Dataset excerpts

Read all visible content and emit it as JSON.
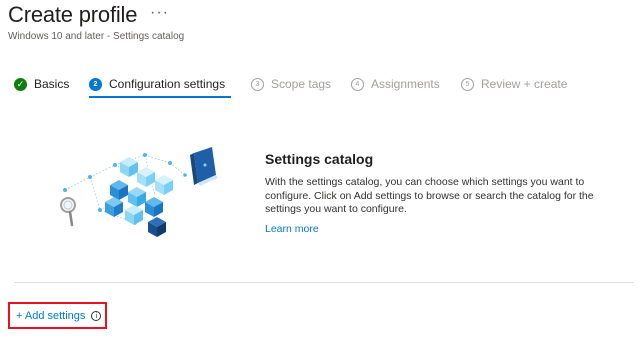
{
  "header": {
    "title": "Create profile",
    "more_label": "···",
    "subtitle": "Windows 10 and later - Settings catalog"
  },
  "steps": [
    {
      "number": "✓",
      "label": "Basics",
      "state": "done"
    },
    {
      "number": "2",
      "label": "Configuration settings",
      "state": "current"
    },
    {
      "number": "3",
      "label": "Scope tags",
      "state": "future"
    },
    {
      "number": "4",
      "label": "Assignments",
      "state": "future"
    },
    {
      "number": "5",
      "label": "Review + create",
      "state": "future"
    }
  ],
  "catalog": {
    "title": "Settings catalog",
    "description": "With the settings catalog, you can choose which settings you want to configure. Click on Add settings to browse or search the catalog for the settings you want to configure.",
    "learn_more": "Learn more"
  },
  "actions": {
    "add_settings": "+ Add settings",
    "info_icon": "i"
  },
  "colors": {
    "accent": "#0078d4",
    "done": "#107c10",
    "highlight": "#e81123"
  }
}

| Your task |
Gather each line holding the string "number".

| Expected output |
      "number": "✓",
      "number": "2",
      "number": "3",
      "number": "4",
      "number": "5",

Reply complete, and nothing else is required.